Find every line in the records below that holds the word "troppo", and copy it out.

**INFORMATION GIVEN**:
----------
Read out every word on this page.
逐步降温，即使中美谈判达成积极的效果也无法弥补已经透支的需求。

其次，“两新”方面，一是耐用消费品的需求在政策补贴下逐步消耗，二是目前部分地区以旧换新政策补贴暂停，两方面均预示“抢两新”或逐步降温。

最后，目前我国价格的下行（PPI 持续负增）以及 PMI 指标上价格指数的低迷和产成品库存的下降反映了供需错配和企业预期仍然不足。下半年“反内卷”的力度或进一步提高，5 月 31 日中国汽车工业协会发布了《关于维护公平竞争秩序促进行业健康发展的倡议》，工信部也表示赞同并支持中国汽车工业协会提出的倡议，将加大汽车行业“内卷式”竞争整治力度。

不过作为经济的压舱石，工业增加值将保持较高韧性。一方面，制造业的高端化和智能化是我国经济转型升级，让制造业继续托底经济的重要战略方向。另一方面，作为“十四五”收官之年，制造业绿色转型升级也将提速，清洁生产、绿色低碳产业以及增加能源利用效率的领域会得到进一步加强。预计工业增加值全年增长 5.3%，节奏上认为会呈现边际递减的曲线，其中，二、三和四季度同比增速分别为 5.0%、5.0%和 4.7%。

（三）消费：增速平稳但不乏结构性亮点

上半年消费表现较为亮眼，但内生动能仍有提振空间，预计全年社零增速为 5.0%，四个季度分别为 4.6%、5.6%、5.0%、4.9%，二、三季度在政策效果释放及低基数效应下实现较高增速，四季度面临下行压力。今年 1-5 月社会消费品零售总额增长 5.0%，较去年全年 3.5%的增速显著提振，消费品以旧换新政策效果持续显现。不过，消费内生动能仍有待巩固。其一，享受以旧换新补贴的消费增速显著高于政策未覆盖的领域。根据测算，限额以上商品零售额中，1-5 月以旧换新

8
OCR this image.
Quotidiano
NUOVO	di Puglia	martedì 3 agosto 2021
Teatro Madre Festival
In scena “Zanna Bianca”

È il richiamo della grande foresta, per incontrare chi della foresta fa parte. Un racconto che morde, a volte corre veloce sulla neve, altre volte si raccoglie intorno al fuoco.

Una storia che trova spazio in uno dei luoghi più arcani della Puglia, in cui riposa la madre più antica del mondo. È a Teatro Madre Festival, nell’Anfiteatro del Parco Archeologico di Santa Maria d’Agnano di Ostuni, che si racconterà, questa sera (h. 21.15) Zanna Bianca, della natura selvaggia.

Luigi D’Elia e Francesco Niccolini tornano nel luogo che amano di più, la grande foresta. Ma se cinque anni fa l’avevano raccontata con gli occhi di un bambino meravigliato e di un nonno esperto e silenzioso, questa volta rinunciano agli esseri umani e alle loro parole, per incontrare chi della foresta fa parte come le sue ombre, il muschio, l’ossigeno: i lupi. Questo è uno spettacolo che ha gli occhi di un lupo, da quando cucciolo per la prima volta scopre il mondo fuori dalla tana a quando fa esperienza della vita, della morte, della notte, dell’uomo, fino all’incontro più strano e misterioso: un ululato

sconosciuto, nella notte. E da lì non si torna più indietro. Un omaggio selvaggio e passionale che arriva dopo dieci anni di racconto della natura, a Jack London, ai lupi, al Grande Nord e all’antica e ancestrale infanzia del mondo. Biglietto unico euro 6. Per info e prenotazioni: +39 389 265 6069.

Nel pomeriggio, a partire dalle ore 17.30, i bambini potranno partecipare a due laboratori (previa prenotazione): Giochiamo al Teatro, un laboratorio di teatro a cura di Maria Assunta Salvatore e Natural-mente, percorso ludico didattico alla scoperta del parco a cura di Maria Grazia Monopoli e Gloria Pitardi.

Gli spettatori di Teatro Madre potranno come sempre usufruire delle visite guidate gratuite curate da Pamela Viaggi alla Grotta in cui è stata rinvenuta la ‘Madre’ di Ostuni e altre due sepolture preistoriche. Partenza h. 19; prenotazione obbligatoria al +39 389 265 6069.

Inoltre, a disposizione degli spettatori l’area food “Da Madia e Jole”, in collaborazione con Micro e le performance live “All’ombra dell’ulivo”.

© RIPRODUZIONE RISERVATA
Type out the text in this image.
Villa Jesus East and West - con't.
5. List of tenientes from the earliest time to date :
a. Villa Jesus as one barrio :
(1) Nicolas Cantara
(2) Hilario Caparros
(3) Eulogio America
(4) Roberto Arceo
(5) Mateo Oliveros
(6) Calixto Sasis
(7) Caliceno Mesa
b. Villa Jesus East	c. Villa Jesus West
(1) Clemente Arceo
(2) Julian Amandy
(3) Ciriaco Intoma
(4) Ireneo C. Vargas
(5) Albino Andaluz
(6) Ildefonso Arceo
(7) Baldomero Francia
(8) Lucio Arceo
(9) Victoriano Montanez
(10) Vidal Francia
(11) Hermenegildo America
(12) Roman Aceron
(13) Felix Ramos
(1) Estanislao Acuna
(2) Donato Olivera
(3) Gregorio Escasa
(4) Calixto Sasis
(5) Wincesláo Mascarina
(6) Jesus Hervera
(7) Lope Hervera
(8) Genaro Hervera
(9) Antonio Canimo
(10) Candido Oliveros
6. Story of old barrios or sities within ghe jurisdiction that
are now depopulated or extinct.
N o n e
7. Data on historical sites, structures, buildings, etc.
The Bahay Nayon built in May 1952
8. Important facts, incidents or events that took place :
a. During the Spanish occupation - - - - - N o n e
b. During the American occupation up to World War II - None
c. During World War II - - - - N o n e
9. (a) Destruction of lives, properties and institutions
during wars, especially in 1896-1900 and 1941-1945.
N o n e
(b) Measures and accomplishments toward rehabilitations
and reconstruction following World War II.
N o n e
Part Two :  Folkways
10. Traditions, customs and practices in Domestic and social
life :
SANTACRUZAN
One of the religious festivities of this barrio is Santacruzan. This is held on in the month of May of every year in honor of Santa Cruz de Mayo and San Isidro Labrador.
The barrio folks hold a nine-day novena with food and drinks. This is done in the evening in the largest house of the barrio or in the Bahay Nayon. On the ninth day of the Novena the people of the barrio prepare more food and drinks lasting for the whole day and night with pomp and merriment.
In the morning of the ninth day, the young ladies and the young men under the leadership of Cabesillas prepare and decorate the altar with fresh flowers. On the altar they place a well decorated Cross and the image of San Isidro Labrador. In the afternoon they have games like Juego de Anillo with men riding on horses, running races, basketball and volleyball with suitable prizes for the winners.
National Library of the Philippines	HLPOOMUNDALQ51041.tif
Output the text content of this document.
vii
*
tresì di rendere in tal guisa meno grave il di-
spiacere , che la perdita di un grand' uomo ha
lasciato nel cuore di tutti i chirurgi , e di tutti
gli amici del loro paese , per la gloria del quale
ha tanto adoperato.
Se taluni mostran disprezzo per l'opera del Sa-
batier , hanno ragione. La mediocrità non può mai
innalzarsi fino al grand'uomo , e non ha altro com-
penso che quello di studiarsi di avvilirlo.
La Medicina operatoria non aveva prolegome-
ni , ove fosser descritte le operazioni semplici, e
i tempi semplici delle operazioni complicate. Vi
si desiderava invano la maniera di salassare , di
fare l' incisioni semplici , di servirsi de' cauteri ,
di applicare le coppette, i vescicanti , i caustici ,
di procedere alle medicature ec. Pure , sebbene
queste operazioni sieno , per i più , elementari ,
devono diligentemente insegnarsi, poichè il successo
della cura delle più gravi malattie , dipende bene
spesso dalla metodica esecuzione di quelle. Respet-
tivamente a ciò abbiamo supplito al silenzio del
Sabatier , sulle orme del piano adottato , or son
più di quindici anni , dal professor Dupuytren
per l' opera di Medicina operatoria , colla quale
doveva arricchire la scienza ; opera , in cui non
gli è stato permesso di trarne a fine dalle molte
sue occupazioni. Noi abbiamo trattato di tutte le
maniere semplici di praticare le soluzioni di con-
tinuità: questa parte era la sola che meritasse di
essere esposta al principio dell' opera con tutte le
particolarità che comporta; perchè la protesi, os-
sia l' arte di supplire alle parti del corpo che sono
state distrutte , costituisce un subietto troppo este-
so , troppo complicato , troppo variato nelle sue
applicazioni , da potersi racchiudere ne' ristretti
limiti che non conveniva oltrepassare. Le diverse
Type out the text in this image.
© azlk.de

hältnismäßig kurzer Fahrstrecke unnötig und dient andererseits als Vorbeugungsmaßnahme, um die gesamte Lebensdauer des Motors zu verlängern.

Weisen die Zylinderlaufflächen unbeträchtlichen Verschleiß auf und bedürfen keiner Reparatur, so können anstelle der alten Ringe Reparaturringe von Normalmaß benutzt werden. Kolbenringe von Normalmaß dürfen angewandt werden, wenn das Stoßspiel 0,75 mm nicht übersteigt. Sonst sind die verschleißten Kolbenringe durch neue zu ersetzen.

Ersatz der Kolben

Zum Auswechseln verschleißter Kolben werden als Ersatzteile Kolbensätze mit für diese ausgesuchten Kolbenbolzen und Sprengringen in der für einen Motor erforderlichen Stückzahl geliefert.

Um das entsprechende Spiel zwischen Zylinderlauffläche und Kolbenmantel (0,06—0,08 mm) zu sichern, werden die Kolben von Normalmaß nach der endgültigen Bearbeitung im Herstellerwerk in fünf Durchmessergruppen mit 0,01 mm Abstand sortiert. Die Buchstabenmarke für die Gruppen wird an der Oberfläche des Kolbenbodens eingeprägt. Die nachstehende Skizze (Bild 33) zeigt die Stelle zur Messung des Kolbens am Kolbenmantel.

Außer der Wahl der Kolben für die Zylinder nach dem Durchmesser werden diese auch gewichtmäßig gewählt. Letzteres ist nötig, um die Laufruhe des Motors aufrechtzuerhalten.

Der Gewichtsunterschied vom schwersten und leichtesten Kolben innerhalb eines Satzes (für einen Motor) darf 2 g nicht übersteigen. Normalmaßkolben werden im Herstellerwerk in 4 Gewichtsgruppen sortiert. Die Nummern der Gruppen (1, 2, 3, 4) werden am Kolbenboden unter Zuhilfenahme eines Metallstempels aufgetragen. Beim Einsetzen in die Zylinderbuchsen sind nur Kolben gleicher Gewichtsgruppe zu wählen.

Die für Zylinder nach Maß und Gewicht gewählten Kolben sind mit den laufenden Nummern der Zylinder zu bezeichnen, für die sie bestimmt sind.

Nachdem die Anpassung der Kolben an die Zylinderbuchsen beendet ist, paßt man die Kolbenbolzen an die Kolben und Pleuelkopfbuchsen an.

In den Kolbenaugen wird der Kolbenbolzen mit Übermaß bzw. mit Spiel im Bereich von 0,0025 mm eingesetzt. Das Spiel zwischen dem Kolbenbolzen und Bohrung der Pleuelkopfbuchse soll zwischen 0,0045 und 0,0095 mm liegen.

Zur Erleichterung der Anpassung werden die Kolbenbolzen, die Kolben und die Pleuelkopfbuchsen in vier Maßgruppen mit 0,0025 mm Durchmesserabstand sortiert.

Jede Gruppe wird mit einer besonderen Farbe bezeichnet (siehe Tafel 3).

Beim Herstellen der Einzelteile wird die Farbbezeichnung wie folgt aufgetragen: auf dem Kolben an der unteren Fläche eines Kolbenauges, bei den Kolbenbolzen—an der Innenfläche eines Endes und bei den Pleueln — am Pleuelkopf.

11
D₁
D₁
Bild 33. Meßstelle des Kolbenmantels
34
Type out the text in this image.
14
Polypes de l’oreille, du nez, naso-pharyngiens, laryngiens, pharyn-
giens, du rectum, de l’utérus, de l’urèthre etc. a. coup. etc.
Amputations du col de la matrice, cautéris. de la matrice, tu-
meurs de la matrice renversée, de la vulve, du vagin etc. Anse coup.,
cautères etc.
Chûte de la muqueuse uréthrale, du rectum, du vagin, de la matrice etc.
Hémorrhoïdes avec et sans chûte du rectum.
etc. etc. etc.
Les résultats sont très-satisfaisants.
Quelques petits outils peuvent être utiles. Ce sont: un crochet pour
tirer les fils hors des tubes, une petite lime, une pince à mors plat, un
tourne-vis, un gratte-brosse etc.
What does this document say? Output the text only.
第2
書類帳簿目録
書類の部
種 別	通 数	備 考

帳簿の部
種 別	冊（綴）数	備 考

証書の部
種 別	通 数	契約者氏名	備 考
----------
**RESULT FOR THIS EXERCISE**:
state distrutte , costituisce un subietto troppo este-
so , troppo complicato , troppo variato nelle sue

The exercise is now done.